INSTRUCTION:
Look for the word "labels" in the entries below, then copy every line that has it.
****
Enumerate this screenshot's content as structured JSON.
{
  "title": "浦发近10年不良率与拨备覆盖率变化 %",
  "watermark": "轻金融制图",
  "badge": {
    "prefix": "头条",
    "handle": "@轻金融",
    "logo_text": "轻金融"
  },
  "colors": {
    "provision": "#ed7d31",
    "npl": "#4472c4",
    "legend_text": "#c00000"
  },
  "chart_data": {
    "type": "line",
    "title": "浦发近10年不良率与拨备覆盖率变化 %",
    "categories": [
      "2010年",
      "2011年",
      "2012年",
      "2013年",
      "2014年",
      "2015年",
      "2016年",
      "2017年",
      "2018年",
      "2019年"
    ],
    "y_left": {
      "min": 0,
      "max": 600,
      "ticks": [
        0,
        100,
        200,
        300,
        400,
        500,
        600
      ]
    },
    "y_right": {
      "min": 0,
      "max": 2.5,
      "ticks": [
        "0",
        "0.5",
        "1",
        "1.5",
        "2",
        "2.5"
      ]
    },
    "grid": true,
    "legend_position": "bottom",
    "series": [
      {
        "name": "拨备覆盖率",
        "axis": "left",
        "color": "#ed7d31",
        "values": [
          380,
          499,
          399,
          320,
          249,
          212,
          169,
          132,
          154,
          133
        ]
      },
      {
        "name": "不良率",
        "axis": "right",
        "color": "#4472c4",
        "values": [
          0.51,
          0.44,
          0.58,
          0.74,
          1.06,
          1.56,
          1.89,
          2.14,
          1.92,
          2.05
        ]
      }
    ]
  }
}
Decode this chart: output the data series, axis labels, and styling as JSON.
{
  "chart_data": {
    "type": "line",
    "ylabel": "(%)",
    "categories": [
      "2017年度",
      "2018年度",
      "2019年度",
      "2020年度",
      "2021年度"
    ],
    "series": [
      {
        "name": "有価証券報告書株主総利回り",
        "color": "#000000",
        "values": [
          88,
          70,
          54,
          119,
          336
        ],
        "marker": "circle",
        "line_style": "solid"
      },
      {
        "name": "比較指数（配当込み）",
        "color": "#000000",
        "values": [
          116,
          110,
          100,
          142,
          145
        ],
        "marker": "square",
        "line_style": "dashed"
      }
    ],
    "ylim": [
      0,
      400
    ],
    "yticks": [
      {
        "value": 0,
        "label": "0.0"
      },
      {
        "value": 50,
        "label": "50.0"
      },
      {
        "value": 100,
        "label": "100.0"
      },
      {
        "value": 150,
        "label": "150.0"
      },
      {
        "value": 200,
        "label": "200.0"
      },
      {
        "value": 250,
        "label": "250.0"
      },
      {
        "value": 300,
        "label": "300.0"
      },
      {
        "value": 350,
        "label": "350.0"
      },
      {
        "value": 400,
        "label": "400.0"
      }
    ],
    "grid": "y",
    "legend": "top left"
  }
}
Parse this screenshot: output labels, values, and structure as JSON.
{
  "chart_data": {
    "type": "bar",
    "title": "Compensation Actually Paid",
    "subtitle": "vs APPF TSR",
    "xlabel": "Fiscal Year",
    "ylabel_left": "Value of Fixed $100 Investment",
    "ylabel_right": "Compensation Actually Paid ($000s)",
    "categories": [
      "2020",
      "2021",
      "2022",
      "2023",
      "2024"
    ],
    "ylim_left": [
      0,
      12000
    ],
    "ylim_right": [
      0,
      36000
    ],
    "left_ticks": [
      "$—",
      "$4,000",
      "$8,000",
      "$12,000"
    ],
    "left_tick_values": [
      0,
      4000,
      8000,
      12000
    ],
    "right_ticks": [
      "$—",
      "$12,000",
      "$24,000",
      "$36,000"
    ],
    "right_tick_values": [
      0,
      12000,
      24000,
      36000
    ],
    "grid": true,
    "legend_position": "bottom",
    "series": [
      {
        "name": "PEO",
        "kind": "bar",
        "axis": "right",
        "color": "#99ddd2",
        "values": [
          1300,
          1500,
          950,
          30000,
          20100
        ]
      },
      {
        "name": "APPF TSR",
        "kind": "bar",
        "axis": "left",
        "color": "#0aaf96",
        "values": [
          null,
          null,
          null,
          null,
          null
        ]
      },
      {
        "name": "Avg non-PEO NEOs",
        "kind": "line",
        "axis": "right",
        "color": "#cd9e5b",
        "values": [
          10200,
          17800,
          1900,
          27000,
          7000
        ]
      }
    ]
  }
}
****
TASK SOLUTION:
Decode this chart: output the data series, axis labels, and styling as JSON.
Parse this screenshot: output labels, values, and structure as JSON.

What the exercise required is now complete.